[Collected data]
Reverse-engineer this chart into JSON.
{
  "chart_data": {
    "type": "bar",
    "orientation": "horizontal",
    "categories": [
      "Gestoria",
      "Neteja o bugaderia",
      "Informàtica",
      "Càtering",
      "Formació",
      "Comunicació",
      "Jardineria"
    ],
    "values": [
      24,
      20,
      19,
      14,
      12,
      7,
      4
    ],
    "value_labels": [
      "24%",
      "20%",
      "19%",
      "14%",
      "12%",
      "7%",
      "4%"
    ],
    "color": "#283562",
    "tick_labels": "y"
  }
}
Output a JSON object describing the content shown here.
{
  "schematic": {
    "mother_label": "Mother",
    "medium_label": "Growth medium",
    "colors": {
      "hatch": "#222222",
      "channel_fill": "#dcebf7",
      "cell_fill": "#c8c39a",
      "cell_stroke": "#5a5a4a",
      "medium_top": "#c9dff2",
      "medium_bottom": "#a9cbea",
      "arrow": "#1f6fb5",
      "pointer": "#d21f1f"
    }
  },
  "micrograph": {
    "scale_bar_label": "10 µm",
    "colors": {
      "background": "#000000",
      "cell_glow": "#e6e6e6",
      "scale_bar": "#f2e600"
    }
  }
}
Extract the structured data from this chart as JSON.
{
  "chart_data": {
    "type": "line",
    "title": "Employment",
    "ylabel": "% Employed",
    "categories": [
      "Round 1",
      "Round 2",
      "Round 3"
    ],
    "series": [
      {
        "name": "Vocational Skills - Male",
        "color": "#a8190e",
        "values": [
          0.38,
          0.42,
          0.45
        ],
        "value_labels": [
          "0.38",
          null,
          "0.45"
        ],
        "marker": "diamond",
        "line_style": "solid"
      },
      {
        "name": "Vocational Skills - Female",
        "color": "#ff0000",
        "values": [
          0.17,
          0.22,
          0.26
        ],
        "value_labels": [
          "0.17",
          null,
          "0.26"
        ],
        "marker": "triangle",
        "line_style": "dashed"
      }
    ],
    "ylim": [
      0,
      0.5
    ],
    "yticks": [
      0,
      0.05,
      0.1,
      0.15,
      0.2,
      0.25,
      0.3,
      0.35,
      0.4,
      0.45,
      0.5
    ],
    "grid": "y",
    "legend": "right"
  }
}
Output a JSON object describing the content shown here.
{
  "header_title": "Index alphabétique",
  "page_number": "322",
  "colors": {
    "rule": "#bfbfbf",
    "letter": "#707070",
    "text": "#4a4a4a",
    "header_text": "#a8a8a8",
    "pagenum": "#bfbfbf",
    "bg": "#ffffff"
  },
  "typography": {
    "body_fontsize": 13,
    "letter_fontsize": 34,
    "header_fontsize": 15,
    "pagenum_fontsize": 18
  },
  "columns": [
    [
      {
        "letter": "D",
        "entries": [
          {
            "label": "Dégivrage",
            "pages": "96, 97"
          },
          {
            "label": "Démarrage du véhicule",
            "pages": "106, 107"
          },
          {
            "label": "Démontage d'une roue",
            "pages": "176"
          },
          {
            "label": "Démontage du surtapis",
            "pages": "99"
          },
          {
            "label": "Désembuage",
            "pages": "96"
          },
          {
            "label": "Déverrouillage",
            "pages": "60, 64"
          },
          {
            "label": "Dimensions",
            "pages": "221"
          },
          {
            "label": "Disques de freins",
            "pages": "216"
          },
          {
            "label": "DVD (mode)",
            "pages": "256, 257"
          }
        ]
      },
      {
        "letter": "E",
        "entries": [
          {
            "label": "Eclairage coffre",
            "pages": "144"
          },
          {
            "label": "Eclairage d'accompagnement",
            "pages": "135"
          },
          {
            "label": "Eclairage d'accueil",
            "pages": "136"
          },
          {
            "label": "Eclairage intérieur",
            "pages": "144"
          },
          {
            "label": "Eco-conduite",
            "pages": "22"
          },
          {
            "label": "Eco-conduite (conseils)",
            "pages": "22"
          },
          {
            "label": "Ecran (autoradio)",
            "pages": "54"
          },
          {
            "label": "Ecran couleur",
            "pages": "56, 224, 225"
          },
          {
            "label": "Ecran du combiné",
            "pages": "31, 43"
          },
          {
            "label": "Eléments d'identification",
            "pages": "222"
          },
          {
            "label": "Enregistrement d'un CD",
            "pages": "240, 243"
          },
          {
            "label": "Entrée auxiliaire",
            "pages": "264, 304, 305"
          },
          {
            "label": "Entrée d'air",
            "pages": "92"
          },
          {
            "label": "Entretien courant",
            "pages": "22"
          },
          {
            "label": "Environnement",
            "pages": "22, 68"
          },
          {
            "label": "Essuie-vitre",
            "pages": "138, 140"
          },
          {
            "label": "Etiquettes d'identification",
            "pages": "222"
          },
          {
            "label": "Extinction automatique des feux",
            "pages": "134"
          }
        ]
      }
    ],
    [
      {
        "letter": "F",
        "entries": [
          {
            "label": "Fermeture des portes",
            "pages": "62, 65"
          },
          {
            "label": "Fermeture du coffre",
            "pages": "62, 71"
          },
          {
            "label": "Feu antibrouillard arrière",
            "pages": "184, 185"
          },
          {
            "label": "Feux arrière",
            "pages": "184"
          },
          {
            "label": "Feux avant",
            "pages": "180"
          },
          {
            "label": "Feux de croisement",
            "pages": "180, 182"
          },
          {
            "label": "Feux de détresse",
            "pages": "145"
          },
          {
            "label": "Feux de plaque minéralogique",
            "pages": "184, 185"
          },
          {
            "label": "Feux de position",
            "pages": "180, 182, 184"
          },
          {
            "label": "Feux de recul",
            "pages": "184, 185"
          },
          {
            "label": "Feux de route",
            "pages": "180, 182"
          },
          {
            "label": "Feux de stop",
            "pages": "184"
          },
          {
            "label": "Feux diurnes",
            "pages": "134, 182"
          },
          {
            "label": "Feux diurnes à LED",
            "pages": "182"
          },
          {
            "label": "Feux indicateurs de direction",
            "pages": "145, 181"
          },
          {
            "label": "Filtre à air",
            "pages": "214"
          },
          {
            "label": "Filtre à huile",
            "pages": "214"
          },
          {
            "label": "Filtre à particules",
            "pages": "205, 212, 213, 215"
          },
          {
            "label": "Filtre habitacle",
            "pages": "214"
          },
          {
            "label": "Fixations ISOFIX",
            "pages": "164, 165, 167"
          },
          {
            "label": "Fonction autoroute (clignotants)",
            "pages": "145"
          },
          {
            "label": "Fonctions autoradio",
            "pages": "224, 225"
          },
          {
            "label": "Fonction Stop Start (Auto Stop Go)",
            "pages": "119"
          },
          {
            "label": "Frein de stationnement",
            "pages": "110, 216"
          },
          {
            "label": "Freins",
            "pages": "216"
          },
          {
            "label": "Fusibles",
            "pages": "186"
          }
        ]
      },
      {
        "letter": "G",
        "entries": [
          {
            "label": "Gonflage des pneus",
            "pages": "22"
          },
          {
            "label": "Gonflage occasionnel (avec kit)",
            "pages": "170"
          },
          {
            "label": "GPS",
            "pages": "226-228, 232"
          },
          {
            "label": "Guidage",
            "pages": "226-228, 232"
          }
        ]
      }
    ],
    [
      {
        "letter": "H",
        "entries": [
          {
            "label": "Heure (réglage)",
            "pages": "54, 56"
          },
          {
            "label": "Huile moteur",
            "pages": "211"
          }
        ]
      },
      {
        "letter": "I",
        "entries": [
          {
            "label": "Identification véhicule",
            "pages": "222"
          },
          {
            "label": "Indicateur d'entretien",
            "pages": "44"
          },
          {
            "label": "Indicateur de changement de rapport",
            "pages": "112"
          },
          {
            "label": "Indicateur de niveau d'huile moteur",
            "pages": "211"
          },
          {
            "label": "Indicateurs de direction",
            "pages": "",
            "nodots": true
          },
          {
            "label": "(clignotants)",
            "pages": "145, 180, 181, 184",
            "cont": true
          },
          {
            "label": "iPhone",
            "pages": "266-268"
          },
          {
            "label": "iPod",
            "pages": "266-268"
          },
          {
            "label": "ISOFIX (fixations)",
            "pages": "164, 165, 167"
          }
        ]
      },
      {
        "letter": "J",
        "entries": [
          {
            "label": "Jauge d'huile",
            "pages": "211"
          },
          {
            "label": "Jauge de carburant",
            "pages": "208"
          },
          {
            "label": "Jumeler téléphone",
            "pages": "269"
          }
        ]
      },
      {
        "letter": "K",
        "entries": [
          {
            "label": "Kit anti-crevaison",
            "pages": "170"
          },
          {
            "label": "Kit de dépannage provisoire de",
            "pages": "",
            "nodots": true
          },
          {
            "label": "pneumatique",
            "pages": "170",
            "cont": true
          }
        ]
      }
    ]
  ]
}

= AIM =
Copy every line of the listing that contains the word "coffre".

= OUTPUT =
            "label": "Eclairage coffre",
            "label": "Fermeture du coffre",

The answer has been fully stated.